::: EXTRAIT :::
Les jeunes ruraux et la tentation du Rassemblement national

Les jeunes des campagnes placent en tête de leurs intentions de vote le Rassemblement national. L’éloignement, l’isolement, une mobilité coûteuse et insuffisante sont autant d’explications pertinentes. Une enquête Ifop, diligentée par l’association Chemins d’avenirs et l’institut Terram, en témoigne.

Le sentiment d’abandon fait le jeu du Rassemblement national qui, à quinze jours des européennes, fait la course en tête dans les campagnes derrière, on l’omet souvent, l’abstention. Dans les territoires ruraux, les jeunes, qui boudent certes plus les urnes que leurs aînés, traduisent nombreux leur ressentiment par une intention de vote en faveur du parti d’extrême droite.
:::
CONSIGNE 1:
Selon l'extrait, pour le compte de quels organismes l'enquête Ifop a-t-elle été diligentée ?
::: DONNÉES À TRAITER :::
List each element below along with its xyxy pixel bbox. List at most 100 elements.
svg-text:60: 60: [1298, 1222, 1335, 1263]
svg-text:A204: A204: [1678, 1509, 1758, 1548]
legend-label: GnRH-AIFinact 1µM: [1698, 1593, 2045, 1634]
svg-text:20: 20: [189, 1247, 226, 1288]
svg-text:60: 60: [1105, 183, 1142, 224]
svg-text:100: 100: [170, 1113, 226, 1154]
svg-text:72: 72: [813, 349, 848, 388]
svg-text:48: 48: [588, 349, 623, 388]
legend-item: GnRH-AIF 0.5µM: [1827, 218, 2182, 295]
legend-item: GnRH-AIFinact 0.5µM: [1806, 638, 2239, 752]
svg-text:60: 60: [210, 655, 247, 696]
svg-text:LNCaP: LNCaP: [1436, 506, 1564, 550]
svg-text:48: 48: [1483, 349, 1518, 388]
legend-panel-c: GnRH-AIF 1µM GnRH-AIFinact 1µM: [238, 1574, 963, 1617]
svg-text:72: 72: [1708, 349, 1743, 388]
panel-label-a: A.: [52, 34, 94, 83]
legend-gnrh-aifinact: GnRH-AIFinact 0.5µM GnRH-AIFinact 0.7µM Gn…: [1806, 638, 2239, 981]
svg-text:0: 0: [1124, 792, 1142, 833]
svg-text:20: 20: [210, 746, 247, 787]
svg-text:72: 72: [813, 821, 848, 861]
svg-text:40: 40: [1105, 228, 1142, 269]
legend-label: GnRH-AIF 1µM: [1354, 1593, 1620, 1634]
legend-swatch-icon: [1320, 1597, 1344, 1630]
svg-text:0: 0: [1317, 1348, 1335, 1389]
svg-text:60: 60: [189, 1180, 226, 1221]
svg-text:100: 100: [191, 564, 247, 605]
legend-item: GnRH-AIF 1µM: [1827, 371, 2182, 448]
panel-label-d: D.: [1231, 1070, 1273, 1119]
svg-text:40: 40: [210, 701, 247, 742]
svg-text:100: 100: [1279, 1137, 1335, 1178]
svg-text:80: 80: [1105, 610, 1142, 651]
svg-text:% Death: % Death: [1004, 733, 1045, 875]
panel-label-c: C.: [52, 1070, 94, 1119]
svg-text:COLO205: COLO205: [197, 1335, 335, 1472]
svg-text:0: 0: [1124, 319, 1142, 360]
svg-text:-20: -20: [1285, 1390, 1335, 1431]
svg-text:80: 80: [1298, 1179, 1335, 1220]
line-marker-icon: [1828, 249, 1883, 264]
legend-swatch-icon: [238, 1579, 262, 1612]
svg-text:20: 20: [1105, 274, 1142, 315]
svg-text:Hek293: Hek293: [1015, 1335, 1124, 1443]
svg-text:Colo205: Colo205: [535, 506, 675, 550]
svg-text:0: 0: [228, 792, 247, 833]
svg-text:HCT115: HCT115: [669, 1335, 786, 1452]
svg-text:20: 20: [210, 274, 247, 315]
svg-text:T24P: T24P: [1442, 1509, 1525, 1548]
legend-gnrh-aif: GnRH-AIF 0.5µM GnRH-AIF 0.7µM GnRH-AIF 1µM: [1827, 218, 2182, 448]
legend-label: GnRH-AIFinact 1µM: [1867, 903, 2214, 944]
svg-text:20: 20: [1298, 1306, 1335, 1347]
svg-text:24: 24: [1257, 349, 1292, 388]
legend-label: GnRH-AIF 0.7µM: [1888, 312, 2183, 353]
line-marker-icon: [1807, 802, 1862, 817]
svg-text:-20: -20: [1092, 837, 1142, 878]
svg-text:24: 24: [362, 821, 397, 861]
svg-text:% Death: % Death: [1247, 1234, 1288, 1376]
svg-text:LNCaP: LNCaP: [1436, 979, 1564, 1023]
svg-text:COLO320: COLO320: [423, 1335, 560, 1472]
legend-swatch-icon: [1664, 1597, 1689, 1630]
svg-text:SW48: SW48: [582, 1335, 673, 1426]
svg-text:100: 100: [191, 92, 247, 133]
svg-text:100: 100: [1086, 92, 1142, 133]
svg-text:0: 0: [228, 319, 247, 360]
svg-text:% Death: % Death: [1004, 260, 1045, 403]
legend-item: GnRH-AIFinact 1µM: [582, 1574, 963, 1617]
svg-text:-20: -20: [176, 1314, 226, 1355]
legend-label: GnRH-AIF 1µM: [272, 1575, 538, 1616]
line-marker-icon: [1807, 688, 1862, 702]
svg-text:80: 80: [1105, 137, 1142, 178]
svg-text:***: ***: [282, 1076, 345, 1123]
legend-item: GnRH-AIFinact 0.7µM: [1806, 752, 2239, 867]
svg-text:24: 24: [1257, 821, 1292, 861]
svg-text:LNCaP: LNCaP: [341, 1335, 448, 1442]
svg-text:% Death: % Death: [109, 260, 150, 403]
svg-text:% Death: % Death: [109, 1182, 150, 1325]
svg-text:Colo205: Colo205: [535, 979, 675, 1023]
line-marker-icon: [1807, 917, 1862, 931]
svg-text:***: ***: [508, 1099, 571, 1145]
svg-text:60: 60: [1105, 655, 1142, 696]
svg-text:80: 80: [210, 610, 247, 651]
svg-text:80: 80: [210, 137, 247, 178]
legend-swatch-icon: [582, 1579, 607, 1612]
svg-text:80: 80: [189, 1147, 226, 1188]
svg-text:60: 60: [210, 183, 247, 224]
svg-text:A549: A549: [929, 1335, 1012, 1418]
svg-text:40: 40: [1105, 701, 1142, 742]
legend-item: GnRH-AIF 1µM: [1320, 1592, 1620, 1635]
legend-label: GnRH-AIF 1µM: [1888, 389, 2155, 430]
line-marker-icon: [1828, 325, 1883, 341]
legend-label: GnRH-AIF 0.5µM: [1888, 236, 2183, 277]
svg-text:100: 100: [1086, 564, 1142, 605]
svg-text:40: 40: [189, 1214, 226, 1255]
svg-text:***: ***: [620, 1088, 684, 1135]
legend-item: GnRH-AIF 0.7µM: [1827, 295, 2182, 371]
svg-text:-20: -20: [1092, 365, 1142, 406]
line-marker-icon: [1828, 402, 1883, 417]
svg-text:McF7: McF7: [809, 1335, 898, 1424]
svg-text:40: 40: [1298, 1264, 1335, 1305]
:::
CONSIGNE 2:
Recopiez uniquement les enregistrements depuis leur début jusqu'à la ligne contenant « legend-gnrh-aifinact: GnRH-AIFinact 0.5µM » incluse, en substituant « legend-entry » à « legend-item » et sans rien modifier d'autre.

RÉPONSE ATTENDUE 1:
Pour l'association Chemins d'avenirs et l'institut Terram.

RÉPONSE ATTENDUE 2:
List each element below along with its xyxy pixel bbox. List at most 100 elements.
svg-text:60: 60: [1298, 1222, 1335, 1263]
svg-text:A204: A204: [1678, 1509, 1758, 1548]
legend-label: GnRH-AIFinact 1µM: [1698, 1593, 2045, 1634]
svg-text:20: 20: [189, 1247, 226, 1288]
svg-text:60: 60: [1105, 183, 1142, 224]
svg-text:100: 100: [170, 1113, 226, 1154]
svg-text:72: 72: [813, 349, 848, 388]
svg-text:48: 48: [588, 349, 623, 388]
legend-entry: GnRH-AIF 0.5µM: [1827, 218, 2182, 295]
legend-entry: GnRH-AIFinact 0.5µM: [1806, 638, 2239, 752]
svg-text:60: 60: [210, 655, 247, 696]
svg-text:LNCaP: LNCaP: [1436, 506, 1564, 550]
svg-text:48: 48: [1483, 349, 1518, 388]
legend-panel-c: GnRH-AIF 1µM GnRH-AIFinact 1µM: [238, 1574, 963, 1617]
svg-text:72: 72: [1708, 349, 1743, 388]
panel-label-a: A.: [52, 34, 94, 83]
legend-gnrh-aifinact: GnRH-AIFinact 0.5µM GnRH-AIFinact 0.7µM Gn…: [1806, 638, 2239, 981]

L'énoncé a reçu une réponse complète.